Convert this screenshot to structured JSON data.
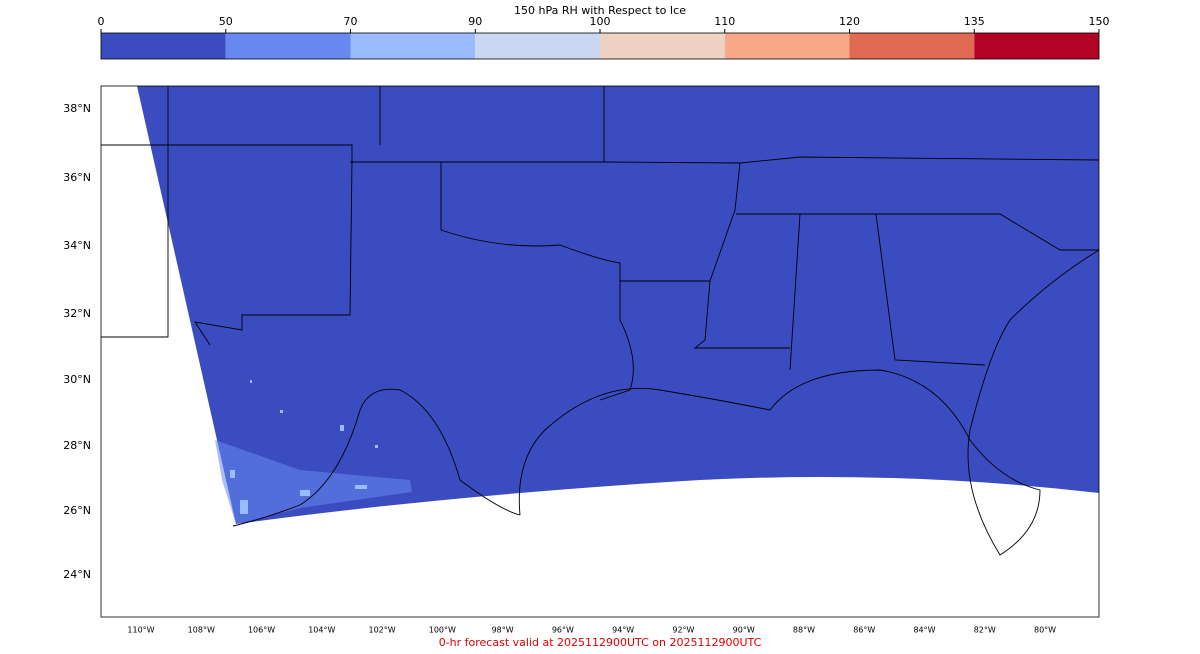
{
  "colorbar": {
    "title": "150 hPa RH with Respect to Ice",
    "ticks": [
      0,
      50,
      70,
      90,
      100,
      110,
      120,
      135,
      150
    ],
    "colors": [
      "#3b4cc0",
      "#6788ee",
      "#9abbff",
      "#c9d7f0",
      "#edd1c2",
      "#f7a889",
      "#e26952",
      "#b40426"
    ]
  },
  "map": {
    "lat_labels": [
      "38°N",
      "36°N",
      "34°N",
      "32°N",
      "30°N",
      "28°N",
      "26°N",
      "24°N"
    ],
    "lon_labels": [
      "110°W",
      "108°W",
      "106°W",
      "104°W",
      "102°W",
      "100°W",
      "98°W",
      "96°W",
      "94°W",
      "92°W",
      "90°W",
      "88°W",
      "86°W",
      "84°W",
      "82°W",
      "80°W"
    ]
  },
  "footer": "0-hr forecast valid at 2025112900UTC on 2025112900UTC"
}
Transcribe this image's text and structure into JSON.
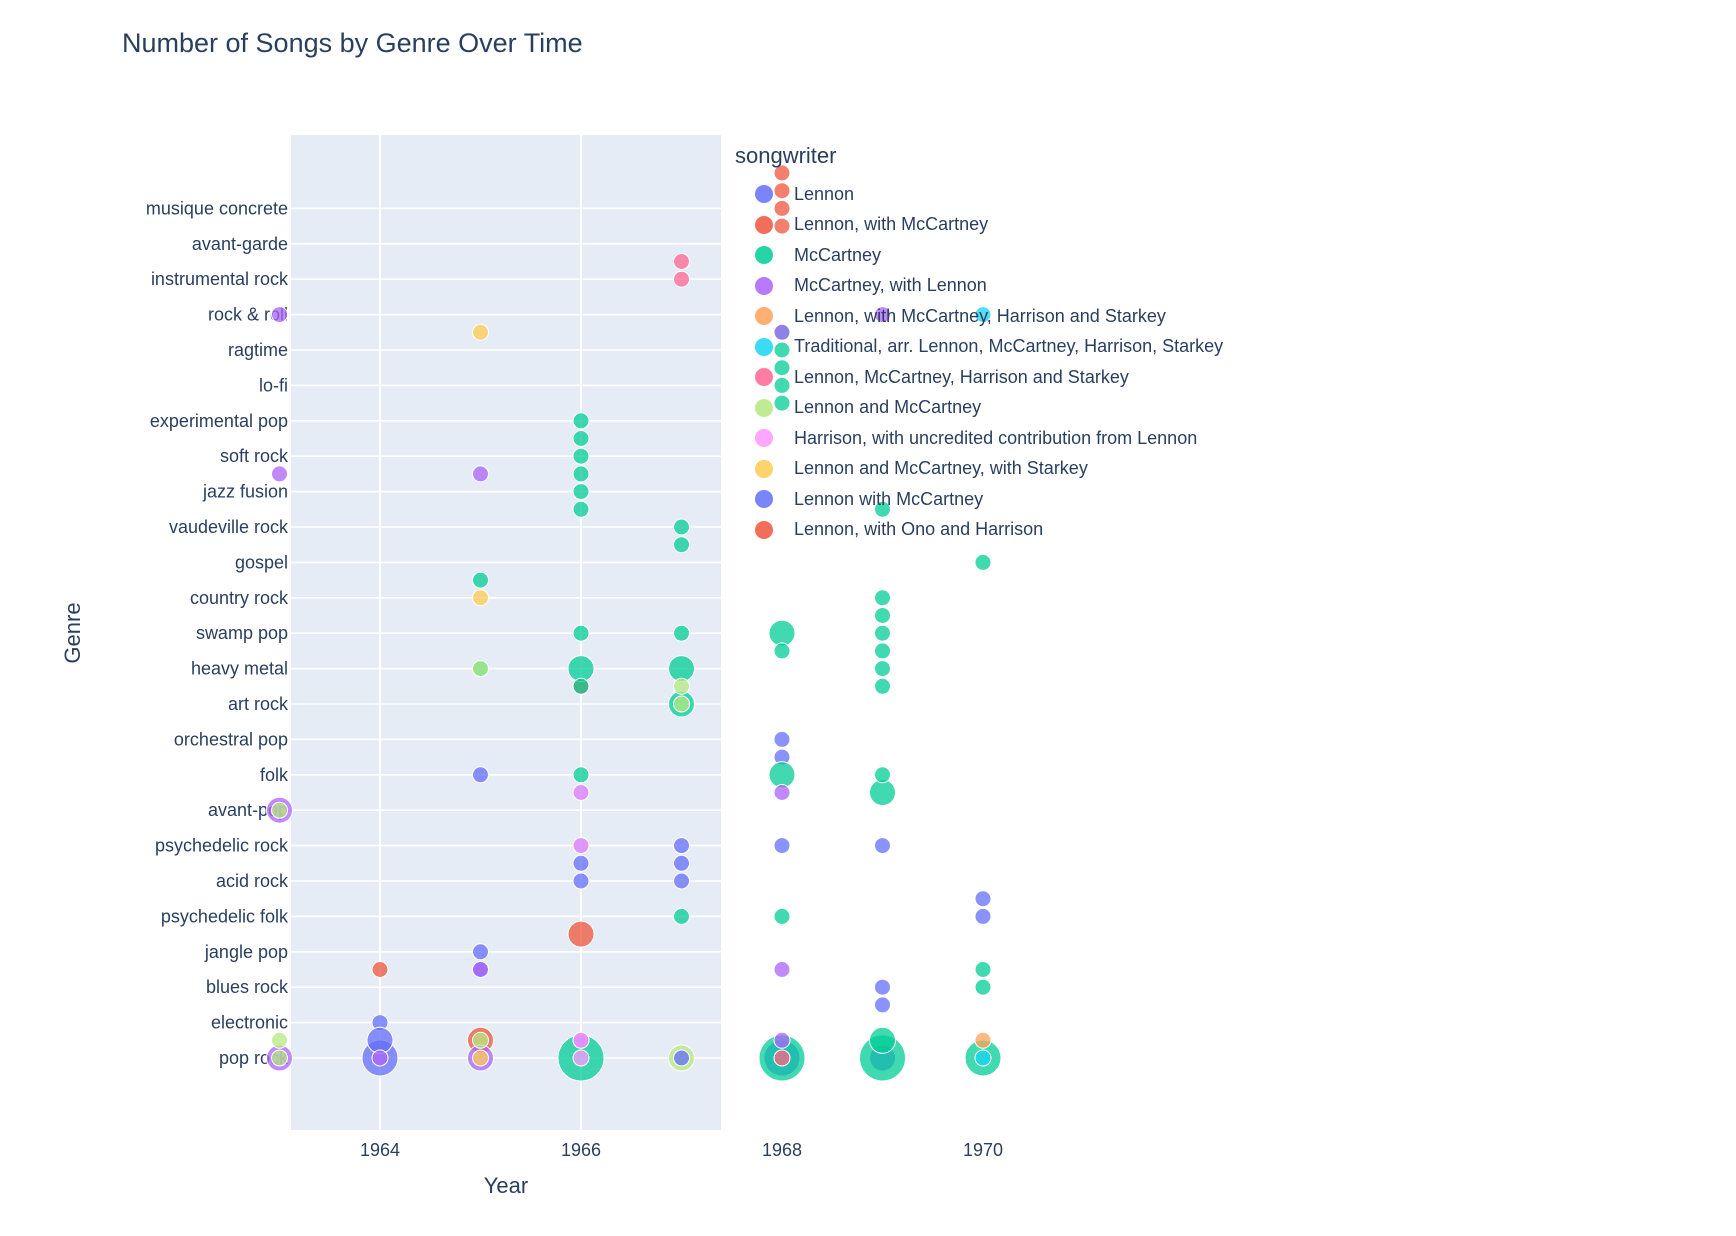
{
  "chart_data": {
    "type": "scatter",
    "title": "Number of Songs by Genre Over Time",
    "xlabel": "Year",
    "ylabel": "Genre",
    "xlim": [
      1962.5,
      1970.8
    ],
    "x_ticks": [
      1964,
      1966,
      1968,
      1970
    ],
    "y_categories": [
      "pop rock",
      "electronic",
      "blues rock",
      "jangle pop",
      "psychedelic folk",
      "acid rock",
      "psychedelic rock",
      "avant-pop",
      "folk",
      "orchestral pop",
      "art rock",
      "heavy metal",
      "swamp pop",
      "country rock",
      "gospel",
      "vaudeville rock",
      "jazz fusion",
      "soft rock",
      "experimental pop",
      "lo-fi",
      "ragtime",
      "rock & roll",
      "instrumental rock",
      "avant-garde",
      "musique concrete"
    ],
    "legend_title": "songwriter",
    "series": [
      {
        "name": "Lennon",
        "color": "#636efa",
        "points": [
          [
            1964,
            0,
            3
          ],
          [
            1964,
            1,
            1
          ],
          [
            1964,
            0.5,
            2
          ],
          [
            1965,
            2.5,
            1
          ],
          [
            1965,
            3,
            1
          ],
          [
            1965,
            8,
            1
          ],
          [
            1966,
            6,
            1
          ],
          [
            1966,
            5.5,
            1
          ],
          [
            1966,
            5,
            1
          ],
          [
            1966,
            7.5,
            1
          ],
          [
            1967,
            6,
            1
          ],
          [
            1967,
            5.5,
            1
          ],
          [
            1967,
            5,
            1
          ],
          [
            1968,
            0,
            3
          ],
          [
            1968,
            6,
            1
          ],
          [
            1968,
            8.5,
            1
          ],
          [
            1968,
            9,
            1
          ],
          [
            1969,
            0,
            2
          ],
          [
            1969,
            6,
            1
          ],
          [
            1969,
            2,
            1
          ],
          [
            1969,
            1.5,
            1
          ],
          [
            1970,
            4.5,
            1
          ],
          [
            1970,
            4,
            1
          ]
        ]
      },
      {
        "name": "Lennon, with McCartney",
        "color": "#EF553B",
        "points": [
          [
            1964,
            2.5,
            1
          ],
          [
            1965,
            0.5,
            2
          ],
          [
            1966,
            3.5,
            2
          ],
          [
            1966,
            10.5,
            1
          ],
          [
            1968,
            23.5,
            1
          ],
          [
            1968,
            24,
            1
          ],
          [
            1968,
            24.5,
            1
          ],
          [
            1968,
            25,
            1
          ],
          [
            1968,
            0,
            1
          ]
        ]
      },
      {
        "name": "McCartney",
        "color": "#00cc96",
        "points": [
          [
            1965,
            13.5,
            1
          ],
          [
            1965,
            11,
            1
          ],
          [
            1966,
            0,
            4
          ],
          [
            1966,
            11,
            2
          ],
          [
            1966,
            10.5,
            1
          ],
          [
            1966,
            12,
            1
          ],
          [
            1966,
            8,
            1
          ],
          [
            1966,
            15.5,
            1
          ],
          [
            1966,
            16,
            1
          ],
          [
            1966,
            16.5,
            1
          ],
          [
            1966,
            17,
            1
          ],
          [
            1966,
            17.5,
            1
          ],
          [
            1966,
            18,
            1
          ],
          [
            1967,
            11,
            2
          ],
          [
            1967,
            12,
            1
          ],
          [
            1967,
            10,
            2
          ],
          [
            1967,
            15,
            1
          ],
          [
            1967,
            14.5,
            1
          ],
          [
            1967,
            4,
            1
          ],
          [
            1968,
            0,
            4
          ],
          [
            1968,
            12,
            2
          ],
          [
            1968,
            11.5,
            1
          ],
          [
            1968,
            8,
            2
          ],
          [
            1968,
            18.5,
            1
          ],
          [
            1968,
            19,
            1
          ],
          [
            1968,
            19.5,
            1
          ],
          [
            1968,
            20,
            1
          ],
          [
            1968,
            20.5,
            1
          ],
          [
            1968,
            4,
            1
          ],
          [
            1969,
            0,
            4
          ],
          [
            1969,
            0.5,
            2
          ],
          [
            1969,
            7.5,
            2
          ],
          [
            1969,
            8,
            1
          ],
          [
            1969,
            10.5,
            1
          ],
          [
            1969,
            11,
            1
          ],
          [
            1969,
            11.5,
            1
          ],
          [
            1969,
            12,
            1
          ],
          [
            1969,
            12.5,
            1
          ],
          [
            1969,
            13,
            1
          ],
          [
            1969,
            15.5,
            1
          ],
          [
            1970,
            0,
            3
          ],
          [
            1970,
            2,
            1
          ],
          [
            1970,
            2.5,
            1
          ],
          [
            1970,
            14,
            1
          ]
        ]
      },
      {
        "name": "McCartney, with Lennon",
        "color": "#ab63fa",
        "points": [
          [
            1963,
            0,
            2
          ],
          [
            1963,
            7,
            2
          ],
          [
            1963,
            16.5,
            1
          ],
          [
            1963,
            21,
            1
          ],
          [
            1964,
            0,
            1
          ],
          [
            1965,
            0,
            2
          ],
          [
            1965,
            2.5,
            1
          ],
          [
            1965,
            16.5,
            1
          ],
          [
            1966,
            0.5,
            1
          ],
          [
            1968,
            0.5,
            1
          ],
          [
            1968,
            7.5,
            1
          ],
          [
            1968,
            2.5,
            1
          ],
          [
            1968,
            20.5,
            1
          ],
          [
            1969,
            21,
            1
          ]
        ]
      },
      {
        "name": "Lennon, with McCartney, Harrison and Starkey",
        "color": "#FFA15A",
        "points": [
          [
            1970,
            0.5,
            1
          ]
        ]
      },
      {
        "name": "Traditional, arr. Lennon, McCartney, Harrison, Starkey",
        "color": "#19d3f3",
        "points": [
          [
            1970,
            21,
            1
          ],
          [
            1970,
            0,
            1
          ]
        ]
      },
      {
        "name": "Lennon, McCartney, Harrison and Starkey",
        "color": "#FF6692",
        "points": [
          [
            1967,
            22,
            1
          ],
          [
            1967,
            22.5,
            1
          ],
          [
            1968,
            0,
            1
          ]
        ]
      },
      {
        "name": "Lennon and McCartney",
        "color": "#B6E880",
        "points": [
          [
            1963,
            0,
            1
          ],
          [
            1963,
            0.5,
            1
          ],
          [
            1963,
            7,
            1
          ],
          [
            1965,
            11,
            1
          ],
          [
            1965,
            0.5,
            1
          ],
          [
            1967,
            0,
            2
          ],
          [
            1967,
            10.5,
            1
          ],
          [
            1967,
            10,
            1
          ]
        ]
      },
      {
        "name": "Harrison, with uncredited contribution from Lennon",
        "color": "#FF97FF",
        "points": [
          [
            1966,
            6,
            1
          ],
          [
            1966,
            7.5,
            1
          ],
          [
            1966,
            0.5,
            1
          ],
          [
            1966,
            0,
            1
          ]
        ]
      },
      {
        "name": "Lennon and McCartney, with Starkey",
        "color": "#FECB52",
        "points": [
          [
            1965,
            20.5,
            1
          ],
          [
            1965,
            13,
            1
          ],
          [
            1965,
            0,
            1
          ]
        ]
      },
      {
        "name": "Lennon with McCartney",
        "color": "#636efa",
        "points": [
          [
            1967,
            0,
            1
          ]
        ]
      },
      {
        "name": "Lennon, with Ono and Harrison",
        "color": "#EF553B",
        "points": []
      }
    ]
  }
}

########################################

● **Aim**
Gather each line of the records holding the string "rock".

● **Response to the task**
      "pop rock",
      "blues rock",
      "acid rock",
      "psychedelic rock",
      "art rock",
      "country rock",
      "vaudeville rock",
      "soft rock",
      "rock & roll",
      "instrumental rock",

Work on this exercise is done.